__THE TASK__: Without the pictures, copy the entries below word for word.

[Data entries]
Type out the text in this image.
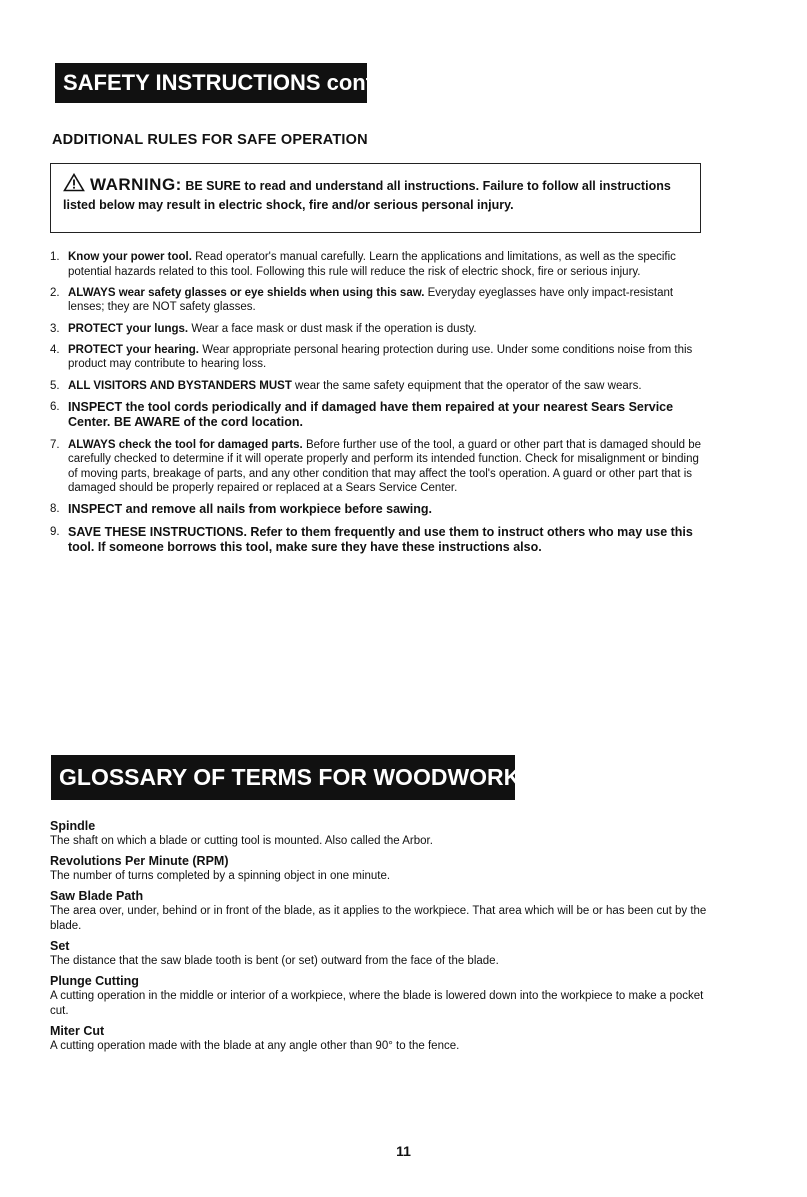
SAFETY INSTRUCTIONS cont.
ADDITIONAL RULES FOR SAFE OPERATION
WARNING: BE SURE to read and understand all instructions. Failure to follow all instructions listed below may result in electric shock, fire and/or serious personal injury.
1. Know your power tool. Read operator's manual carefully. Learn the applications and limitations, as well as the specific potential hazards related to this tool. Following this rule will reduce the risk of electric shock, fire or serious injury.
2. ALWAYS wear safety glasses or eye shields when using this saw. Everyday eyeglasses have only impact-resistant lenses; they are NOT safety glasses.
3. PROTECT your lungs. Wear a face mask or dust mask if the operation is dusty.
4. PROTECT your hearing. Wear appropriate personal hearing protection during use. Under some conditions noise from this product may contribute to hearing loss.
5. ALL VISITORS AND BYSTANDERS MUST wear the same safety equipment that the operator of the saw wears.
6. INSPECT the tool cords periodically and if damaged have them repaired at your nearest Sears Service Center. BE AWARE of the cord location.
7. ALWAYS check the tool for damaged parts. Before further use of the tool, a guard or other part that is damaged should be carefully checked to determine if it will operate properly and perform its intended function. Check for misalignment or binding of moving parts, breakage of parts, and any other condition that may affect the tool's operation. A guard or other part that is damaged should be properly repaired or replaced at a Sears Service Center.
8. INSPECT and remove all nails from workpiece before sawing.
9. SAVE THESE INSTRUCTIONS. Refer to them frequently and use them to instruct others who may use this tool. If someone borrows this tool, make sure they have these instructions also.
GLOSSARY OF TERMS FOR WOODWORKING
Spindle
The shaft on which a blade or cutting tool is mounted. Also called the Arbor.
Revolutions Per Minute (RPM)
The number of turns completed by a spinning object in one minute.
Saw Blade Path
The area over, under, behind or in front of the blade, as it applies to the workpiece. That area which will be or has been cut by the blade.
Set
The distance that the saw blade tooth is bent (or set) outward from the face of the blade.
Plunge Cutting
A cutting operation in the middle or interior of a workpiece, where the blade is lowered down into the workpiece to make a pocket cut.
Miter Cut
A cutting operation made with the blade at any angle other than 90° to the fence.
11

__RESPONSE TO THE TASK__:
Type out the text in this image.
SAFETY INSTRUCTIONS cont.
ADDITIONAL RULES FOR SAFE OPERATION
WARNING: BE SURE to read and understand all instructions. Failure to follow all instructions listed below may result in electric shock, fire and/or serious personal injury.
1. Know your power tool. Read operator's manual carefully. Learn the applications and limitations, as well as the specific potential hazards related to this tool. Following this rule will reduce the risk of electric shock, fire or serious injury.
2. ALWAYS wear safety glasses or eye shields when using this saw. Everyday eyeglasses have only impact-resistant lenses; they are NOT safety glasses.
3. PROTECT your lungs. Wear a face mask or dust mask if the operation is dusty.
4. PROTECT your hearing. Wear appropriate personal hearing protection during use. Under some conditions noise from this product may contribute to hearing loss.
5. ALL VISITORS AND BYSTANDERS MUST wear the same safety equipment that the operator of the saw wears.
6. INSPECT the tool cords periodically and if damaged have them repaired at your nearest Sears Service Center. BE AWARE of the cord location.
7. ALWAYS check the tool for damaged parts. Before further use of the tool, a guard or other part that is damaged should be carefully checked to determine if it will operate properly and perform its intended function. Check for misalignment or binding of moving parts, breakage of parts, and any other condition that may affect the tool's operation. A guard or other part that is damaged should be properly repaired or replaced at a Sears Service Center.
8. INSPECT and remove all nails from workpiece before sawing.
9. SAVE THESE INSTRUCTIONS. Refer to them frequently and use them to instruct others who may use this tool. If someone borrows this tool, make sure they have these instructions also.
GLOSSARY OF TERMS FOR WOODWORKING
Spindle
The shaft on which a blade or cutting tool is mounted. Also called the Arbor.
Revolutions Per Minute (RPM)
The number of turns completed by a spinning object in one minute.
Saw Blade Path
The area over, under, behind or in front of the blade, as it applies to the workpiece. That area which will be or has been cut by the blade.
Set
The distance that the saw blade tooth is bent (or set) outward from the face of the blade.
Plunge Cutting
A cutting operation in the middle or interior of a workpiece, where the blade is lowered down into the workpiece to make a pocket cut.
Miter Cut
A cutting operation made with the blade at any angle other than 90° to the fence.
11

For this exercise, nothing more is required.